STATED EXERCISE = Among the records that follow, count the lines with the string "What"; report only that count.

(Data listing)
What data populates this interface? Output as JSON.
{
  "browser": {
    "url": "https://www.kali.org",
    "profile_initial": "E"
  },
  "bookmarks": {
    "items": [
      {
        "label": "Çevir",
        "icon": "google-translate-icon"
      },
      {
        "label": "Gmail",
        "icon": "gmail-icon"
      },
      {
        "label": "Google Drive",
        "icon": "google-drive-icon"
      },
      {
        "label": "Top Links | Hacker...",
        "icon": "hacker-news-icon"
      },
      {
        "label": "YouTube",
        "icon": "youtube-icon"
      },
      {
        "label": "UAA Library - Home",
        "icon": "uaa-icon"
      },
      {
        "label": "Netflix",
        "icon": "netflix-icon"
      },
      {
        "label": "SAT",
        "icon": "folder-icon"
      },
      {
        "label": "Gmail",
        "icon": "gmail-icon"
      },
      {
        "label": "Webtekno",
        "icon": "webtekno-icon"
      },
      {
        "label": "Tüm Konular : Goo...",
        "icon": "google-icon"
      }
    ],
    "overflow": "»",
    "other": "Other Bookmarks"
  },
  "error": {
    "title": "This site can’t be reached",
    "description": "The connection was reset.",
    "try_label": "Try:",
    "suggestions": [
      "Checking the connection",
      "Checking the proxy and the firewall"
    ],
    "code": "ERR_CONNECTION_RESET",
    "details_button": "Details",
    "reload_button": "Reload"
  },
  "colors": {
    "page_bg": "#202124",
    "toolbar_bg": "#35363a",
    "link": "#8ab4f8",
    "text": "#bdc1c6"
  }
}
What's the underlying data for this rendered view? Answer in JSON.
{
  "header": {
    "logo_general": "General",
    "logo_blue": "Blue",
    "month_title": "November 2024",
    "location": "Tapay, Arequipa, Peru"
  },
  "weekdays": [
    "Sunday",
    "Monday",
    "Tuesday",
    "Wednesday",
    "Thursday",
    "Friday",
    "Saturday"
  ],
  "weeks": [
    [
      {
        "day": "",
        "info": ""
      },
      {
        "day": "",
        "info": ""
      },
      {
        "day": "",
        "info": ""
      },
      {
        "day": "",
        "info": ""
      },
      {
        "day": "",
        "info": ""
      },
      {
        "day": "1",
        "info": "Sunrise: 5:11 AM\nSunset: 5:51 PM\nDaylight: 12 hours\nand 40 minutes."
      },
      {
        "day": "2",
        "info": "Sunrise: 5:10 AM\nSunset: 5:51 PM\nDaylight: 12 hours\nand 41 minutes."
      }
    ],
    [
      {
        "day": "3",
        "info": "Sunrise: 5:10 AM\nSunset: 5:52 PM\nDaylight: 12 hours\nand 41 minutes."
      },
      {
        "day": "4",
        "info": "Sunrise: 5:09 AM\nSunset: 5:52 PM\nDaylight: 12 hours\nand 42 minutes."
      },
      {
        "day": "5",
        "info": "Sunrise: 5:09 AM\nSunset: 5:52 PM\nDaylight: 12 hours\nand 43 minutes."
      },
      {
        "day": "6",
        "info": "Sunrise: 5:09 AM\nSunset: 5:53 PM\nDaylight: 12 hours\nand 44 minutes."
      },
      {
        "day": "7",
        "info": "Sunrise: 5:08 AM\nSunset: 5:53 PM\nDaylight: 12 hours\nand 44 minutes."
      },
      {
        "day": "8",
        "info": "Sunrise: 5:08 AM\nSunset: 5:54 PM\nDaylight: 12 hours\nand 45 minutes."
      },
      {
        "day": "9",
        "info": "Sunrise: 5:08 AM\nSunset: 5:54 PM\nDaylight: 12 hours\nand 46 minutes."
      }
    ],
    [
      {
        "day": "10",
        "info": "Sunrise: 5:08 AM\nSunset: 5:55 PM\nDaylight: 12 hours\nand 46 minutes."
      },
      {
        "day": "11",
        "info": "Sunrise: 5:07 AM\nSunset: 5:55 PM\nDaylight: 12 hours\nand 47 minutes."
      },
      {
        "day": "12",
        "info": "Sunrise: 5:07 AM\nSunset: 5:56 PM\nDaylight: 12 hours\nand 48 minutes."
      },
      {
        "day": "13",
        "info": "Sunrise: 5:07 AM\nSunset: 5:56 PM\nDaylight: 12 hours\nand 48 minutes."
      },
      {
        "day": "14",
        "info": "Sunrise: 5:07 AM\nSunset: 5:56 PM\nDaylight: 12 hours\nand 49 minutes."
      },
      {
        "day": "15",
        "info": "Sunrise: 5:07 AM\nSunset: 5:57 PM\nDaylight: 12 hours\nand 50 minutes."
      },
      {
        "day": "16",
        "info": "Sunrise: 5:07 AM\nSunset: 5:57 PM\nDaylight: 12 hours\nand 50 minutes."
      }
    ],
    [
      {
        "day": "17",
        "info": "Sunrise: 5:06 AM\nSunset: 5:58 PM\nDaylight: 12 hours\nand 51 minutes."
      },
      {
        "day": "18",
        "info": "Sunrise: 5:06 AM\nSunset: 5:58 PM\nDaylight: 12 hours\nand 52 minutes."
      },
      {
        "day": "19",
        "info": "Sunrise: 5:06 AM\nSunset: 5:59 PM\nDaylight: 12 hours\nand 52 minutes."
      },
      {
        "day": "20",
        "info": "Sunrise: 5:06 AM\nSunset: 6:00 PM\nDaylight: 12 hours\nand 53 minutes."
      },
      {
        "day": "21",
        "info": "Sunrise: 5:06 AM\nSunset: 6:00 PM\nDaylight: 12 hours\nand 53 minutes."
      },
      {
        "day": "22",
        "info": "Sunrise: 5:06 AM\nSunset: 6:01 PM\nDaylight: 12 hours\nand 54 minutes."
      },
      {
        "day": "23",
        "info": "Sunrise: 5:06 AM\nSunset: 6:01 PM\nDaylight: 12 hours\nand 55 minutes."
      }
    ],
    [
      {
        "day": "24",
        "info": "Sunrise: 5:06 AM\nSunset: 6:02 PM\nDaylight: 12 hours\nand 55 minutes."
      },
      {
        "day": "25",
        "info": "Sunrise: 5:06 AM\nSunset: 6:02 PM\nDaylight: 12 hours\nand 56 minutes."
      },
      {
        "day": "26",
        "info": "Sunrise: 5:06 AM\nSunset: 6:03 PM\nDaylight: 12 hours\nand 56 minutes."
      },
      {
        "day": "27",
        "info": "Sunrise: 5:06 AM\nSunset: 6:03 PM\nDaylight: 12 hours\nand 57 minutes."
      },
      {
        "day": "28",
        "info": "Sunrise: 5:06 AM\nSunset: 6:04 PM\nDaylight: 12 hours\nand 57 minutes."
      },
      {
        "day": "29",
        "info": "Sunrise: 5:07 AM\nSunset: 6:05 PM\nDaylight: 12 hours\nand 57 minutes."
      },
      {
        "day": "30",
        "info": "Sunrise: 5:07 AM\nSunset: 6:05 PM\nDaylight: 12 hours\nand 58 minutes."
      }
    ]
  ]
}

TASK OUTPUT = 2